── Entries shown

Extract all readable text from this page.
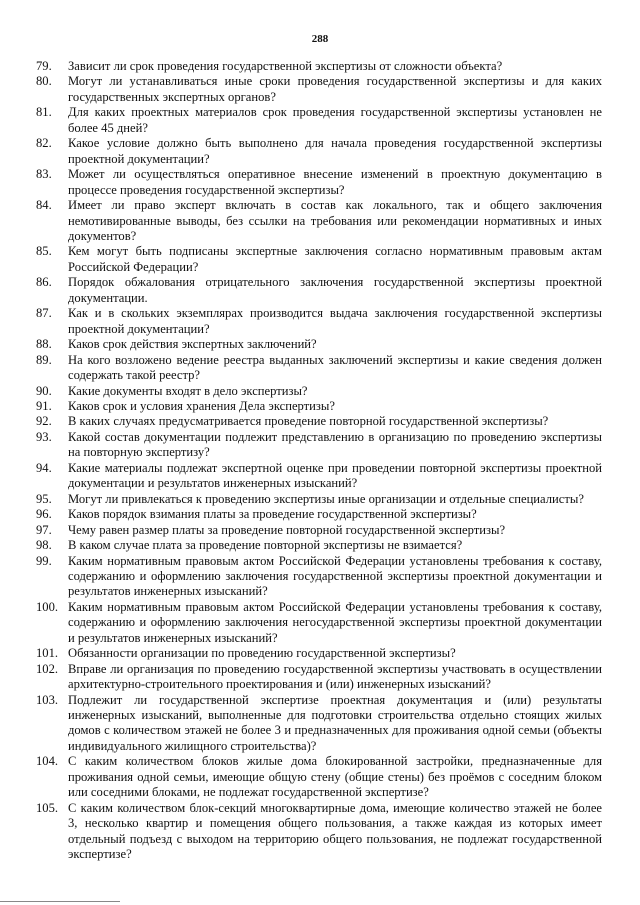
288
79.	Зависит ли срок проведения государственной экспертизы от сложности объекта?
80.	Могут ли устанавливаться иные сроки проведения государственной экспертизы и для каких государственных экспертных органов?
81.	Для каких проектных материалов срок проведения государственной экспертизы установлен не более 45 дней?
82.	Какое условие должно быть выполнено для начала проведения государственной экспертизы проектной документации?
83.	Может ли осуществляться оперативное внесение изменений в проектную документацию в процессе проведения государственной экспертизы?
84.	Имеет ли право эксперт включать в состав как локального, так и общего заключения немотивированные выводы, без ссылки на требования или рекомендации нормативных и иных документов?
85.	Кем могут быть подписаны экспертные заключения согласно нормативным правовым актам Российской Федерации?
86.	Порядок обжалования отрицательного заключения государственной экспертизы проектной документации.
87.	Как и в скольких экземплярах производится выдача заключения государственной экспертизы проектной документации?
88.	Каков срок действия экспертных заключений?
89.	На кого возложено ведение реестра выданных заключений экспертизы и какие сведения должен содержать такой реестр?
90.	Какие документы входят в дело экспертизы?
91.	Каков срок и условия хранения Дела экспертизы?
92.	В каких случаях предусматривается проведение повторной государственной экспертизы?
93.	Какой состав документации подлежит представлению в организацию по проведению экспертизы на повторную экспертизу?
94.	Какие материалы подлежат экспертной оценке при проведении повторной экспертизы проектной документации и результатов инженерных изысканий?
95.	Могут ли привлекаться к проведению экспертизы иные организации и отдельные специалисты?
96.	Каков порядок взимания платы за проведение государственной экспертизы?
97.	Чему равен размер платы за проведение повторной государственной экспертизы?
98.	В каком случае плата за проведение повторной экспертизы не взимается?
99.	Каким нормативным правовым актом Российской Федерации установлены требования к составу, содержанию и оформлению заключения государственной экспертизы проектной документации и результатов инженерных изысканий?
100. Каким нормативным правовым актом Российской Федерации установлены требования к составу, содержанию и оформлению заключения негосударственной экспертизы проектной документации и результатов инженерных изысканий?
101. Обязанности организации по проведению государственной экспертизы?
102. Вправе ли организация по проведению государственной экспертизы участвовать в осуществлении архитектурно-строительного проектирования и (или) инженерных изысканий?
103. Подлежит ли государственной экспертизе проектная документация и (или) результаты инженерных изысканий, выполненные для подготовки строительства отдельно стоящих жилых домов с количеством этажей не более 3 и предназначенных для проживания одной семьи (объекты индивидуального жилищного строительства)?
104. С каким количеством блоков жилые дома блокированной застройки, предназначенные для проживания одной семьи, имеющие общую стену (общие стены) без проёмов с соседним блоком или соседними блоками, не подлежат государственной экспертизе?
105. С каким количеством блок-секций многоквартирные дома, имеющие количество этажей не более 3, несколько квартир и помещения общего пользования, а также каждая из которых имеет отдельный подъезд с выходом на территорию общего пользования, не подлежат государственной экспертизе?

────

Go through the listing above line by line and say how many lines hold the word "подлежат". Reply with that number only.

Output below → 3